● **Exercise**:
Tally the lines holding the word "Einpresstiefe" and state the count by itself.

● **Dataset excerpt**:
______________________________
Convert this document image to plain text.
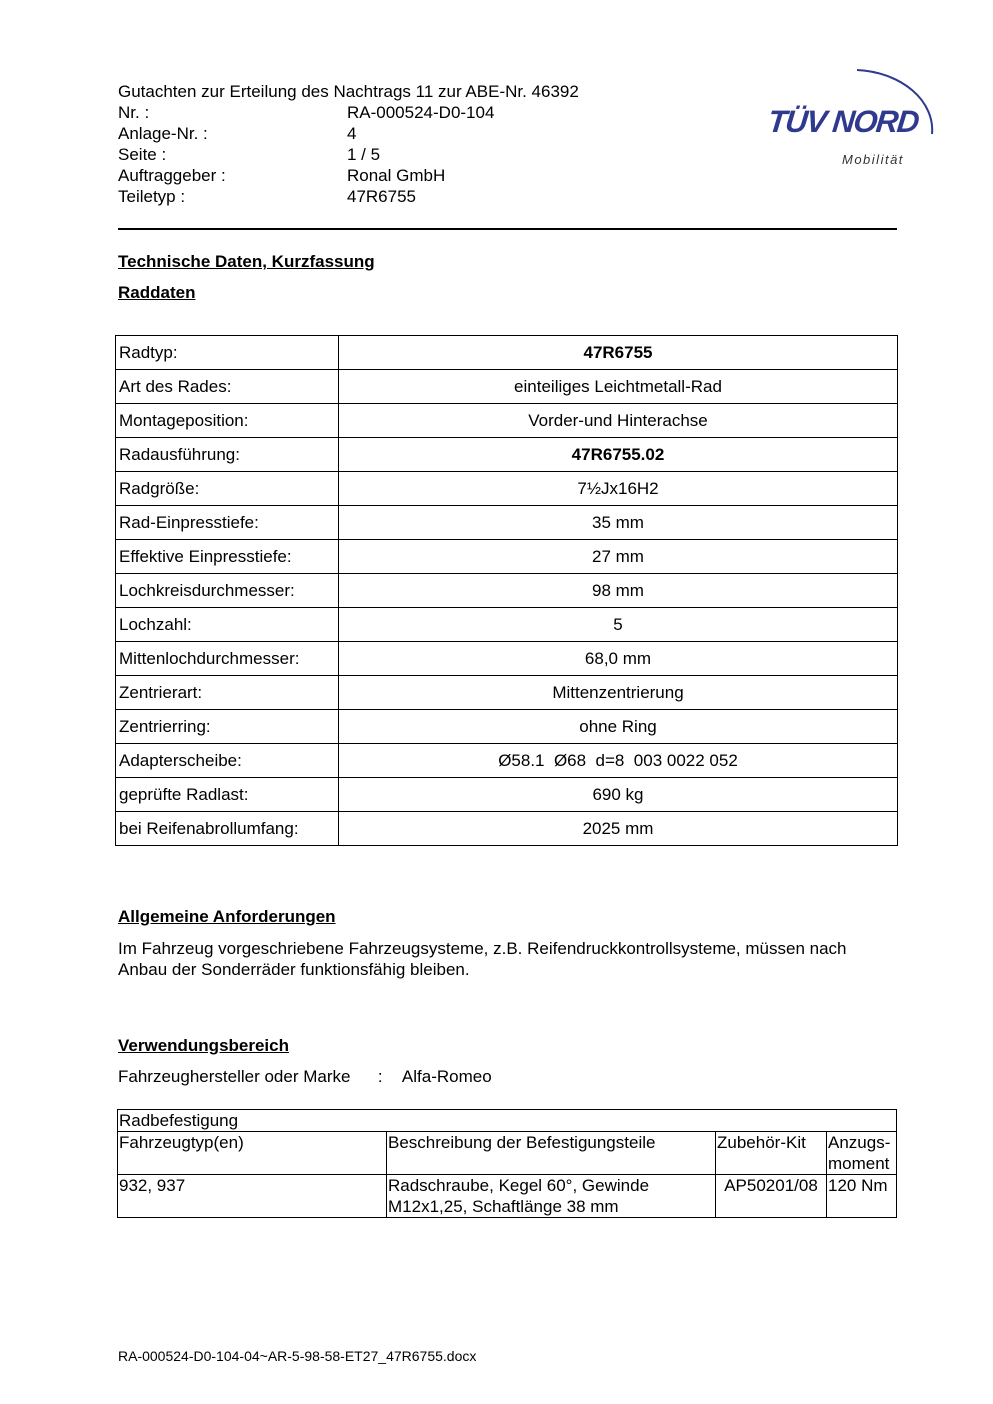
Gutachten zur Erteilung des Nachtrags 11 zur ABE-Nr. 46392
Nr. :	RA-000524-D0-104
Anlage-Nr. :	4
Seite :	1 / 5
Auftraggeber :	Ronal GmbH
Teiletyp :	47R6755
TÜV NORD
Mobilität
Technische Daten, Kurzfassung
Raddaten
Radtyp:	47R6755
Art des Rades:	einteiliges Leichtmetall-Rad
Montageposition:	Vorder-und Hinterachse
Radausführung:	47R6755.02
Radgröße:	7½Jx16H2
Rad-Einpresstiefe:	35 mm
Effektive Einpresstiefe:	27 mm
Lochkreisdurchmesser:	98 mm
Lochzahl:	5
Mittenlochdurchmesser:	68,0 mm
Zentrierart:	Mittenzentrierung
Zentrierring:	ohne Ring
Adapterscheibe:	Ø58.1  Ø68  d=8  003 0022 052
geprüfte Radlast:	690 kg
bei Reifenabrollumfang:	2025 mm
Allgemeine Anforderungen
Im Fahrzeug vorgeschriebene Fahrzeugsysteme, z.B. Reifendruckkontrollsysteme, müssen nach Anbau der Sonderräder funktionsfähig bleiben.
Verwendungsbereich
Fahrzeughersteller oder Marke : Alfa-Romeo
Radbefestigung			
Fahrzeugtyp(en)	Beschreibung der Befestigungsteile	Zubehör-Kit	Anzugs-
moment
932, 937	Radschraube, Kegel 60°, Gewinde M12x1,25, Schaftlänge 38 mm	AP50201/08	120 Nm
RA-000524-D0-104-04~AR-5-98-58-ET27_47R6755.docx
______________________________
● **Solved problem**:
2